Data items
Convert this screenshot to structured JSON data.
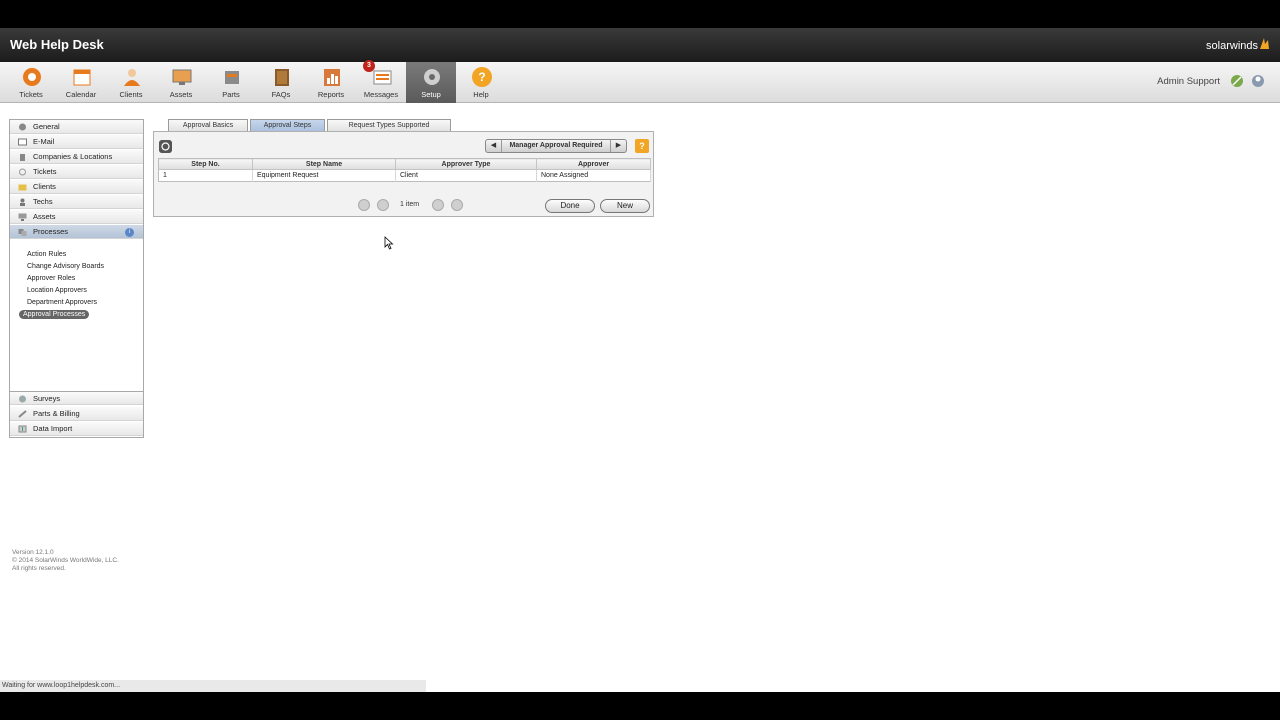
{
  "app": {
    "title": "Web Help Desk",
    "brand": "solarwinds"
  },
  "colors": {
    "accent": "#f2a424",
    "badge": "#c0231b",
    "selected": "#666666"
  },
  "toolbar": {
    "items": [
      {
        "label": "Tickets",
        "icon": "lifebuoy-icon"
      },
      {
        "label": "Calendar",
        "icon": "calendar-icon"
      },
      {
        "label": "Clients",
        "icon": "person-icon"
      },
      {
        "label": "Assets",
        "icon": "monitor-icon"
      },
      {
        "label": "Parts",
        "icon": "parts-icon"
      },
      {
        "label": "FAQs",
        "icon": "book-icon"
      },
      {
        "label": "Reports",
        "icon": "reports-icon"
      },
      {
        "label": "Messages",
        "icon": "messages-icon",
        "badge": "3"
      },
      {
        "label": "Setup",
        "icon": "gear-icon",
        "active": true
      },
      {
        "label": "Help",
        "icon": "help-icon"
      }
    ]
  },
  "user": {
    "name": "Admin Support"
  },
  "sidebar": {
    "items": [
      {
        "label": "General",
        "icon": "gear-icon"
      },
      {
        "label": "E-Mail",
        "icon": "mail-icon"
      },
      {
        "label": "Companies & Locations",
        "icon": "building-icon"
      },
      {
        "label": "Tickets",
        "icon": "ticket-icon"
      },
      {
        "label": "Clients",
        "icon": "folder-icon"
      },
      {
        "label": "Techs",
        "icon": "person-icon"
      },
      {
        "label": "Assets",
        "icon": "monitor-icon"
      },
      {
        "label": "Processes",
        "icon": "process-icon",
        "selected": true
      }
    ],
    "sub_items": [
      {
        "label": "Action Rules"
      },
      {
        "label": "Change Advisory Boards"
      },
      {
        "label": "Approver Roles"
      },
      {
        "label": "Location Approvers"
      },
      {
        "label": "Department Approvers"
      },
      {
        "label": "Approval Processes",
        "selected": true
      }
    ],
    "bottom_items": [
      {
        "label": "Surveys",
        "icon": "survey-icon"
      },
      {
        "label": "Parts & Billing",
        "icon": "billing-icon"
      },
      {
        "label": "Data Import",
        "icon": "import-icon"
      }
    ]
  },
  "footer": {
    "version": "Version 12.1.0",
    "copyright": "© 2014 SolarWinds WorldWide, LLC.",
    "rights": "All rights reserved."
  },
  "tabs": [
    {
      "label": "Approval Basics"
    },
    {
      "label": "Approval Steps",
      "active": true
    },
    {
      "label": "Request Types Supported"
    }
  ],
  "panel": {
    "nav_title": "Manager Approval Required",
    "help_label": "?",
    "columns": [
      "Step No.",
      "Step Name",
      "Approver Type",
      "Approver"
    ],
    "rows": [
      [
        "1",
        "Equipment Request",
        "Client",
        "None Assigned"
      ]
    ],
    "pager_text": "1 item",
    "done_label": "Done",
    "new_label": "New"
  },
  "status": {
    "text": "Waiting for www.loop1helpdesk.com..."
  }
}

▶ [Goal]:
Transcribe all the data word for word; the images stay out.

▶ [Solution for this problem]:
Convert this screenshot to structured JSON data.
{
  "app": {
    "title": "Web Help Desk",
    "brand": "solarwinds"
  },
  "colors": {
    "accent": "#f2a424",
    "badge": "#c0231b",
    "selected": "#666666"
  },
  "toolbar": {
    "items": [
      {
        "label": "Tickets",
        "icon": "lifebuoy-icon"
      },
      {
        "label": "Calendar",
        "icon": "calendar-icon"
      },
      {
        "label": "Clients",
        "icon": "person-icon"
      },
      {
        "label": "Assets",
        "icon": "monitor-icon"
      },
      {
        "label": "Parts",
        "icon": "parts-icon"
      },
      {
        "label": "FAQs",
        "icon": "book-icon"
      },
      {
        "label": "Reports",
        "icon": "reports-icon"
      },
      {
        "label": "Messages",
        "icon": "messages-icon",
        "badge": "3"
      },
      {
        "label": "Setup",
        "icon": "gear-icon",
        "active": true
      },
      {
        "label": "Help",
        "icon": "help-icon"
      }
    ]
  },
  "user": {
    "name": "Admin Support"
  },
  "sidebar": {
    "items": [
      {
        "label": "General",
        "icon": "gear-icon"
      },
      {
        "label": "E-Mail",
        "icon": "mail-icon"
      },
      {
        "label": "Companies & Locations",
        "icon": "building-icon"
      },
      {
        "label": "Tickets",
        "icon": "ticket-icon"
      },
      {
        "label": "Clients",
        "icon": "folder-icon"
      },
      {
        "label": "Techs",
        "icon": "person-icon"
      },
      {
        "label": "Assets",
        "icon": "monitor-icon"
      },
      {
        "label": "Processes",
        "icon": "process-icon",
        "selected": true
      }
    ],
    "sub_items": [
      {
        "label": "Action Rules"
      },
      {
        "label": "Change Advisory Boards"
      },
      {
        "label": "Approver Roles"
      },
      {
        "label": "Location Approvers"
      },
      {
        "label": "Department Approvers"
      },
      {
        "label": "Approval Processes",
        "selected": true
      }
    ],
    "bottom_items": [
      {
        "label": "Surveys",
        "icon": "survey-icon"
      },
      {
        "label": "Parts & Billing",
        "icon": "billing-icon"
      },
      {
        "label": "Data Import",
        "icon": "import-icon"
      }
    ]
  },
  "footer": {
    "version": "Version 12.1.0",
    "copyright": "© 2014 SolarWinds WorldWide, LLC.",
    "rights": "All rights reserved."
  },
  "tabs": [
    {
      "label": "Approval Basics"
    },
    {
      "label": "Approval Steps",
      "active": true
    },
    {
      "label": "Request Types Supported"
    }
  ],
  "panel": {
    "nav_title": "Manager Approval Required",
    "help_label": "?",
    "columns": [
      "Step No.",
      "Step Name",
      "Approver Type",
      "Approver"
    ],
    "rows": [
      [
        "1",
        "Equipment Request",
        "Client",
        "None Assigned"
      ]
    ],
    "pager_text": "1 item",
    "done_label": "Done",
    "new_label": "New"
  },
  "status": {
    "text": "Waiting for www.loop1helpdesk.com..."
  }
}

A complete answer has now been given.